• Records excerpted from a collection:
────────────────────────────────────────
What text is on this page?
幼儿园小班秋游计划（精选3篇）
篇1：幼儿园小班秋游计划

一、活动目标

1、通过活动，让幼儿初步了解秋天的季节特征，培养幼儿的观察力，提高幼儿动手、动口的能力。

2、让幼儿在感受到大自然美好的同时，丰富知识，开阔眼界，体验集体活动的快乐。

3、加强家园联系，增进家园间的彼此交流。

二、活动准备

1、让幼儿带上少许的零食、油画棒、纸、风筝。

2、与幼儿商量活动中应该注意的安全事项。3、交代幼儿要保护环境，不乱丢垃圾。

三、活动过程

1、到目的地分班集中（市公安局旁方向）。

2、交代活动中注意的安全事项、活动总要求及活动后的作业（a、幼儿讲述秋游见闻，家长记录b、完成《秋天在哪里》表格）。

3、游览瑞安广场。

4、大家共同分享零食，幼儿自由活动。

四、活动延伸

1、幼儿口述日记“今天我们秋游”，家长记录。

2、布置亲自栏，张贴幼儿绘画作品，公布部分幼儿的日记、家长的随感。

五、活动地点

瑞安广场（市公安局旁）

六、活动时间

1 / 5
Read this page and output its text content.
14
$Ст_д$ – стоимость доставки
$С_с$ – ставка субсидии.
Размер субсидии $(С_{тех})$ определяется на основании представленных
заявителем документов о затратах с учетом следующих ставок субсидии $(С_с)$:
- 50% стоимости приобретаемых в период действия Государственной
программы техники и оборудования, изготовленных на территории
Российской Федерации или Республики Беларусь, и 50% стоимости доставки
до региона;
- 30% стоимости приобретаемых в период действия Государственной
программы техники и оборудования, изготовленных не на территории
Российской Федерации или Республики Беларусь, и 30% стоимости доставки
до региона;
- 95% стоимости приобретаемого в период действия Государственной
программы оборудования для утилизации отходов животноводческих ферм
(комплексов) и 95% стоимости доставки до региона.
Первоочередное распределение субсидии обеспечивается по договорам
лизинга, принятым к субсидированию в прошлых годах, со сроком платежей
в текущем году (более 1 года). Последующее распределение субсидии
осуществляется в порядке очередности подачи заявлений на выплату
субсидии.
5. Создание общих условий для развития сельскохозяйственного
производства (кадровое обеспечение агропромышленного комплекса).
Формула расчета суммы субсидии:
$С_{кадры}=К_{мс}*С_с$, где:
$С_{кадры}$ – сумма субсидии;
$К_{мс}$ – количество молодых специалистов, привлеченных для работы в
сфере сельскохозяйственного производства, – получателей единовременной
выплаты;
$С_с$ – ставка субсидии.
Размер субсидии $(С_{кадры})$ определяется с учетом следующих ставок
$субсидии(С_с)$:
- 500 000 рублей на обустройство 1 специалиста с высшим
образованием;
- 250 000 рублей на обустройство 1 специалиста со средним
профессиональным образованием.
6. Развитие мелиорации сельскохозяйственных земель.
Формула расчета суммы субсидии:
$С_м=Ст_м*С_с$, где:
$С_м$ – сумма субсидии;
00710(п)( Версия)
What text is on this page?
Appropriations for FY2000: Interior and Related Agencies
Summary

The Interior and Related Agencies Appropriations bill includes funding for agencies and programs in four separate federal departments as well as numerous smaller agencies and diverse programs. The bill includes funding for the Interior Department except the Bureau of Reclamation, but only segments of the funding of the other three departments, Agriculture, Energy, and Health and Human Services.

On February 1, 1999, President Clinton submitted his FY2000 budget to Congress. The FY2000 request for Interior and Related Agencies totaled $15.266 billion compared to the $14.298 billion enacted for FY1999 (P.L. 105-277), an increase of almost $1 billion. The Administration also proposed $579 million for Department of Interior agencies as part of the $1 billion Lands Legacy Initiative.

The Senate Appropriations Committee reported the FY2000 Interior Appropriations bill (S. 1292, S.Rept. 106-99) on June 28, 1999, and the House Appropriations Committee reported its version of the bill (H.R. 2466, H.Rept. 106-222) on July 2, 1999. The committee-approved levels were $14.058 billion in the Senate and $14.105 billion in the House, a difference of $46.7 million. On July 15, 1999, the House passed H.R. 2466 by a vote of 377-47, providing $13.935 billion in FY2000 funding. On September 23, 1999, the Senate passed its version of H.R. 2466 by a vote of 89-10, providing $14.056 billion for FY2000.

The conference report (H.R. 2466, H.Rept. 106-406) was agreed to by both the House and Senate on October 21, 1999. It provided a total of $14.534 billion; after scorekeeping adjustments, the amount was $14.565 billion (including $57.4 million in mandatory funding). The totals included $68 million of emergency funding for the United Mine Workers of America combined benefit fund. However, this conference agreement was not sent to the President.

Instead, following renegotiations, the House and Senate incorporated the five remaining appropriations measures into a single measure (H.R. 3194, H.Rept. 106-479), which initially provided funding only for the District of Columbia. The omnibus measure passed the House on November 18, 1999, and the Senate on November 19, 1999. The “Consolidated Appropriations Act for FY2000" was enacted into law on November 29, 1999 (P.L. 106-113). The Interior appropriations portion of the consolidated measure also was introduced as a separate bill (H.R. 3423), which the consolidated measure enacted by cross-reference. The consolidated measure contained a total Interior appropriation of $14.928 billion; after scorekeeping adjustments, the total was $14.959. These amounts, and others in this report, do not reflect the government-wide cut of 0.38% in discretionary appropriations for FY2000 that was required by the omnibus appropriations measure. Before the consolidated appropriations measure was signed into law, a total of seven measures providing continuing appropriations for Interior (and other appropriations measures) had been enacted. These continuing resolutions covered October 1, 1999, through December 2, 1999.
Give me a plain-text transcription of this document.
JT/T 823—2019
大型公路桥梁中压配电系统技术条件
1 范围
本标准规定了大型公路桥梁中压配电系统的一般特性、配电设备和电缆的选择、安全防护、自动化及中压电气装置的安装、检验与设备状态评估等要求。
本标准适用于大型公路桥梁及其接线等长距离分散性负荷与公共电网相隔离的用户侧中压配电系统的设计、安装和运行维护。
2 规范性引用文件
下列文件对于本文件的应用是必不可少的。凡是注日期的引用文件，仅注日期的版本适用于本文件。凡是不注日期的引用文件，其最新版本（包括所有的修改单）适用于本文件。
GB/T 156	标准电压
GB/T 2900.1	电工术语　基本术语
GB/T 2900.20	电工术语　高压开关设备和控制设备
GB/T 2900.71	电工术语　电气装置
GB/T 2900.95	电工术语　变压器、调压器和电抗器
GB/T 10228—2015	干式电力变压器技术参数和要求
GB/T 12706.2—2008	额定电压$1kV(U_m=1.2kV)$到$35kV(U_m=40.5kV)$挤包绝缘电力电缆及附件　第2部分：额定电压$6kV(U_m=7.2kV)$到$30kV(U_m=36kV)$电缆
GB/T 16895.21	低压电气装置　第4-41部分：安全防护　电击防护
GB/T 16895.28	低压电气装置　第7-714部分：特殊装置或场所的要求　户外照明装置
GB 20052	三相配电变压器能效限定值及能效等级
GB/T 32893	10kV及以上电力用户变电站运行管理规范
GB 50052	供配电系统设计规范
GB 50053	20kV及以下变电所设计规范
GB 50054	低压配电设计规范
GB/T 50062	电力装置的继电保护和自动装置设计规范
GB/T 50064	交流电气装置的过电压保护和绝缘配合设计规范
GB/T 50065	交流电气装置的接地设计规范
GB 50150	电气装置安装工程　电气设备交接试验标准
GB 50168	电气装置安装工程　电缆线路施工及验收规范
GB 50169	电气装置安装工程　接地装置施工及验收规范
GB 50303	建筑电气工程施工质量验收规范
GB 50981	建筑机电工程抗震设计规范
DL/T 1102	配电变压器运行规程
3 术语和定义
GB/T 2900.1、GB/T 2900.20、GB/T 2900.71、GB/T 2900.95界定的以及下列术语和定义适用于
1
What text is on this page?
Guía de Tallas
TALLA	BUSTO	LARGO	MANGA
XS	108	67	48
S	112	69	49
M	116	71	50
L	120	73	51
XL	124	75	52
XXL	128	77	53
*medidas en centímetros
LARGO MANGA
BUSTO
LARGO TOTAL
────────────────────────────────────────
• What you are asked to do:
Your task is to gather every line with the word "территории" and copy it.

• Output for this exercise:
программы техники и оборудования, изготовленных на территории
программы техники и оборудования, изготовленных не на территории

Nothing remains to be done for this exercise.